======== Data extract
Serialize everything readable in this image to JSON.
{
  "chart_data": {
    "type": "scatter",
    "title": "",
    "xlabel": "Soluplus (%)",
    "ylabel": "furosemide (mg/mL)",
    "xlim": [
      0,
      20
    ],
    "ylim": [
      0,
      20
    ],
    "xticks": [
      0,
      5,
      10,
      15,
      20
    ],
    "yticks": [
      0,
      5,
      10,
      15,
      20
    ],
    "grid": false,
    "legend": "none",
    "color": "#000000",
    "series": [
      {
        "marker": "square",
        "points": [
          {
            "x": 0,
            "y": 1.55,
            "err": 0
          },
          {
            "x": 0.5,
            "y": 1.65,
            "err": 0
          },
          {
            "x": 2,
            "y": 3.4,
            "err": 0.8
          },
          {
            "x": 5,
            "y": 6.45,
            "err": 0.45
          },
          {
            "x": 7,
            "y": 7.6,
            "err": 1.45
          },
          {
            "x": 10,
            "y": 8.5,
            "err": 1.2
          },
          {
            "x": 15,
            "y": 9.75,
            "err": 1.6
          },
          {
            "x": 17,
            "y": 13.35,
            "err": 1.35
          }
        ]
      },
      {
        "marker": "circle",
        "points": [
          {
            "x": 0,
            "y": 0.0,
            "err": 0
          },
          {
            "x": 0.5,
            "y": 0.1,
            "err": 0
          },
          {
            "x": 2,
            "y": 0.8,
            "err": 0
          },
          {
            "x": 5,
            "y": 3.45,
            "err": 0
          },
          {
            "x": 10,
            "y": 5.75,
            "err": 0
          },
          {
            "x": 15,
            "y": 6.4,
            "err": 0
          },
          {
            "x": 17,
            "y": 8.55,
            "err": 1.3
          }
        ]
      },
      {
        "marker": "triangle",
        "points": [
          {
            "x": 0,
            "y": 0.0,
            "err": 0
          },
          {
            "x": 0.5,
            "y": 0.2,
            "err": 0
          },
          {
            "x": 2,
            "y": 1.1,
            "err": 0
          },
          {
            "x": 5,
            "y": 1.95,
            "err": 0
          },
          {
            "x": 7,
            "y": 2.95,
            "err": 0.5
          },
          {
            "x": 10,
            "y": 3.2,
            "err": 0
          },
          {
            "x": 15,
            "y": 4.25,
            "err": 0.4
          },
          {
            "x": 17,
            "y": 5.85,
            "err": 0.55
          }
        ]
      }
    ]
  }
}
================
Given instruction: Each record above should be restated word for word.

Result:
Serialize everything readable in this image to JSON.
{
  "chart_data": {
    "type": "scatter",
    "title": "",
    "xlabel": "Soluplus (%)",
    "ylabel": "furosemide (mg/mL)",
    "xlim": [
      0,
      20
    ],
    "ylim": [
      0,
      20
    ],
    "xticks": [
      0,
      5,
      10,
      15,
      20
    ],
    "yticks": [
      0,
      5,
      10,
      15,
      20
    ],
    "grid": false,
    "legend": "none",
    "color": "#000000",
    "series": [
      {
        "marker": "square",
        "points": [
          {
            "x": 0,
            "y": 1.55,
            "err": 0
          },
          {
            "x": 0.5,
            "y": 1.65,
            "err": 0
          },
          {
            "x": 2,
            "y": 3.4,
            "err": 0.8
          },
          {
            "x": 5,
            "y": 6.45,
            "err": 0.45
          },
          {
            "x": 7,
            "y": 7.6,
            "err": 1.45
          },
          {
            "x": 10,
            "y": 8.5,
            "err": 1.2
          },
          {
            "x": 15,
            "y": 9.75,
            "err": 1.6
          },
          {
            "x": 17,
            "y": 13.35,
            "err": 1.35
          }
        ]
      },
      {
        "marker": "circle",
        "points": [
          {
            "x": 0,
            "y": 0.0,
            "err": 0
          },
          {
            "x": 0.5,
            "y": 0.1,
            "err": 0
          },
          {
            "x": 2,
            "y": 0.8,
            "err": 0
          },
          {
            "x": 5,
            "y": 3.45,
            "err": 0
          },
          {
            "x": 10,
            "y": 5.75,
            "err": 0
          },
          {
            "x": 15,
            "y": 6.4,
            "err": 0
          },
          {
            "x": 17,
            "y": 8.55,
            "err": 1.3
          }
        ]
      },
      {
        "marker": "triangle",
        "points": [
          {
            "x": 0,
            "y": 0.0,
            "err": 0
          },
          {
            "x": 0.5,
            "y": 0.2,
            "err": 0
          },
          {
            "x": 2,
            "y": 1.1,
            "err": 0
          },
          {
            "x": 5,
            "y": 1.95,
            "err": 0
          },
          {
            "x": 7,
            "y": 2.95,
            "err": 0.5
          },
          {
            "x": 10,
            "y": 3.2,
            "err": 0
          },
          {
            "x": 15,
            "y": 4.25,
            "err": 0.4
          },
          {
            "x": 17,
            "y": 5.85,
            "err": 0.55
          }
        ]
      }
    ]
  }
}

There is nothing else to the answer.